AIM OF THE EXERCISE:
Print out the entries below with no edits.

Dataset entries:
━━━

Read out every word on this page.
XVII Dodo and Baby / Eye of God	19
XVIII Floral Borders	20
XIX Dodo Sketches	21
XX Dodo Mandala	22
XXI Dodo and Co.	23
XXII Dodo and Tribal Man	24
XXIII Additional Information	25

━━━

TASK RESPONSE:
Read out every word on this page.
XVII Dodo and Baby / Eye of God	19
XVIII Floral Borders	20
XIX Dodo Sketches	21
XX Dodo Mandala	22
XXI Dodo and Co.	23
XXII Dodo and Tribal Man	24
XXIII Additional Information	25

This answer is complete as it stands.